Extracted data entries
((

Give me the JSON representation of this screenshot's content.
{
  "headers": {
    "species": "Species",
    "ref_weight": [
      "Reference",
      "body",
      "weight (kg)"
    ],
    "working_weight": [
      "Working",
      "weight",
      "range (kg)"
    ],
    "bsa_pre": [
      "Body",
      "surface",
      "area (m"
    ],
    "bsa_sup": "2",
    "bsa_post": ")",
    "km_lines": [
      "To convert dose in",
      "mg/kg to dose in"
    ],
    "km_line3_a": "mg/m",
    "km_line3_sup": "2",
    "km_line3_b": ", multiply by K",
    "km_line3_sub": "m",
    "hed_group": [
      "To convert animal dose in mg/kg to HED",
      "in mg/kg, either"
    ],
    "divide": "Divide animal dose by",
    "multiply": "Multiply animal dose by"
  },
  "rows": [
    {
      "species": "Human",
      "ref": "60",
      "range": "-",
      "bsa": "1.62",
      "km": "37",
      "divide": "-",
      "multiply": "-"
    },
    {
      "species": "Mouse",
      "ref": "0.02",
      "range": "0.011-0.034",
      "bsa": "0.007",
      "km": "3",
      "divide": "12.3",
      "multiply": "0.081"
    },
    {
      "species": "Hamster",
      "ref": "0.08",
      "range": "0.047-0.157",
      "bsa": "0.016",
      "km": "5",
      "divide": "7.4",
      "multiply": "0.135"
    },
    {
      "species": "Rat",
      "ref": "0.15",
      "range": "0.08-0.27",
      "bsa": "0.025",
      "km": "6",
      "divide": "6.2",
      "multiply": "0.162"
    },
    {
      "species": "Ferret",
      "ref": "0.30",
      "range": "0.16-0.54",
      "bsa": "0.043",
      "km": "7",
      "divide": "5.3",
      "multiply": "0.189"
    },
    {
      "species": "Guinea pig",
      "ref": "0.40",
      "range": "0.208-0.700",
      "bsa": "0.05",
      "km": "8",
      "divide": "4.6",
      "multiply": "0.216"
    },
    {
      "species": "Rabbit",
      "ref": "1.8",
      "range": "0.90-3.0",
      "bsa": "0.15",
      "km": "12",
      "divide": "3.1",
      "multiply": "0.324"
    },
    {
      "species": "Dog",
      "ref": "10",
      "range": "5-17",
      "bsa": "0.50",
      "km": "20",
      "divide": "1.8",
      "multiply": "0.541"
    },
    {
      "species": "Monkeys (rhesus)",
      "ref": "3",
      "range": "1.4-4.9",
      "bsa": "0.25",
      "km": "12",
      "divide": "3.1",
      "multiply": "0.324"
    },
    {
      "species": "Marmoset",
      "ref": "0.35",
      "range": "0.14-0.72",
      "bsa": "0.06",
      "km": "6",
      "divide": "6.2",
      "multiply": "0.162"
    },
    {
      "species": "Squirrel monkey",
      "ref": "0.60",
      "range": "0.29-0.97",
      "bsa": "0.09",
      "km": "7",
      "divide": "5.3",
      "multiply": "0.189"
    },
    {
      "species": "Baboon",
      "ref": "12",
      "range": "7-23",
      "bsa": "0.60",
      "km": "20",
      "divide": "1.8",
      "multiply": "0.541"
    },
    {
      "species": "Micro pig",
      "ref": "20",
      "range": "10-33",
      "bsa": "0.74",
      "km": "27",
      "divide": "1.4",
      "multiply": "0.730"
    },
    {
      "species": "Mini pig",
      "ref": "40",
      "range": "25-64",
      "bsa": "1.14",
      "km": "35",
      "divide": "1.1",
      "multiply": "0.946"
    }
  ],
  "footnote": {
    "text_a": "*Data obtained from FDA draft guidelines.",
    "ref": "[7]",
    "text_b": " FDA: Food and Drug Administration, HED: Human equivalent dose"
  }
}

))

EXERCISE AIM »
The data above must be returned in full, exactly as written.

EXERCISE SOLUTION »
Give me the JSON representation of this screenshot's content.
{
  "headers": {
    "species": "Species",
    "ref_weight": [
      "Reference",
      "body",
      "weight (kg)"
    ],
    "working_weight": [
      "Working",
      "weight",
      "range (kg)"
    ],
    "bsa_pre": [
      "Body",
      "surface",
      "area (m"
    ],
    "bsa_sup": "2",
    "bsa_post": ")",
    "km_lines": [
      "To convert dose in",
      "mg/kg to dose in"
    ],
    "km_line3_a": "mg/m",
    "km_line3_sup": "2",
    "km_line3_b": ", multiply by K",
    "km_line3_sub": "m",
    "hed_group": [
      "To convert animal dose in mg/kg to HED",
      "in mg/kg, either"
    ],
    "divide": "Divide animal dose by",
    "multiply": "Multiply animal dose by"
  },
  "rows": [
    {
      "species": "Human",
      "ref": "60",
      "range": "-",
      "bsa": "1.62",
      "km": "37",
      "divide": "-",
      "multiply": "-"
    },
    {
      "species": "Mouse",
      "ref": "0.02",
      "range": "0.011-0.034",
      "bsa": "0.007",
      "km": "3",
      "divide": "12.3",
      "multiply": "0.081"
    },
    {
      "species": "Hamster",
      "ref": "0.08",
      "range": "0.047-0.157",
      "bsa": "0.016",
      "km": "5",
      "divide": "7.4",
      "multiply": "0.135"
    },
    {
      "species": "Rat",
      "ref": "0.15",
      "range": "0.08-0.27",
      "bsa": "0.025",
      "km": "6",
      "divide": "6.2",
      "multiply": "0.162"
    },
    {
      "species": "Ferret",
      "ref": "0.30",
      "range": "0.16-0.54",
      "bsa": "0.043",
      "km": "7",
      "divide": "5.3",
      "multiply": "0.189"
    },
    {
      "species": "Guinea pig",
      "ref": "0.40",
      "range": "0.208-0.700",
      "bsa": "0.05",
      "km": "8",
      "divide": "4.6",
      "multiply": "0.216"
    },
    {
      "species": "Rabbit",
      "ref": "1.8",
      "range": "0.90-3.0",
      "bsa": "0.15",
      "km": "12",
      "divide": "3.1",
      "multiply": "0.324"
    },
    {
      "species": "Dog",
      "ref": "10",
      "range": "5-17",
      "bsa": "0.50",
      "km": "20",
      "divide": "1.8",
      "multiply": "0.541"
    },
    {
      "species": "Monkeys (rhesus)",
      "ref": "3",
      "range": "1.4-4.9",
      "bsa": "0.25",
      "km": "12",
      "divide": "3.1",
      "multiply": "0.324"
    },
    {
      "species": "Marmoset",
      "ref": "0.35",
      "range": "0.14-0.72",
      "bsa": "0.06",
      "km": "6",
      "divide": "6.2",
      "multiply": "0.162"
    },
    {
      "species": "Squirrel monkey",
      "ref": "0.60",
      "range": "0.29-0.97",
      "bsa": "0.09",
      "km": "7",
      "divide": "5.3",
      "multiply": "0.189"
    },
    {
      "species": "Baboon",
      "ref": "12",
      "range": "7-23",
      "bsa": "0.60",
      "km": "20",
      "divide": "1.8",
      "multiply": "0.541"
    },
    {
      "species": "Micro pig",
      "ref": "20",
      "range": "10-33",
      "bsa": "0.74",
      "km": "27",
      "divide": "1.4",
      "multiply": "0.730"
    },
    {
      "species": "Mini pig",
      "ref": "40",
      "range": "25-64",
      "bsa": "1.14",
      "km": "35",
      "divide": "1.1",
      "multiply": "0.946"
    }
  ],
  "footnote": {
    "text_a": "*Data obtained from FDA draft guidelines.",
    "ref": "[7]",
    "text_b": " FDA: Food and Drug Administration, HED: Human equivalent dose"
  }
}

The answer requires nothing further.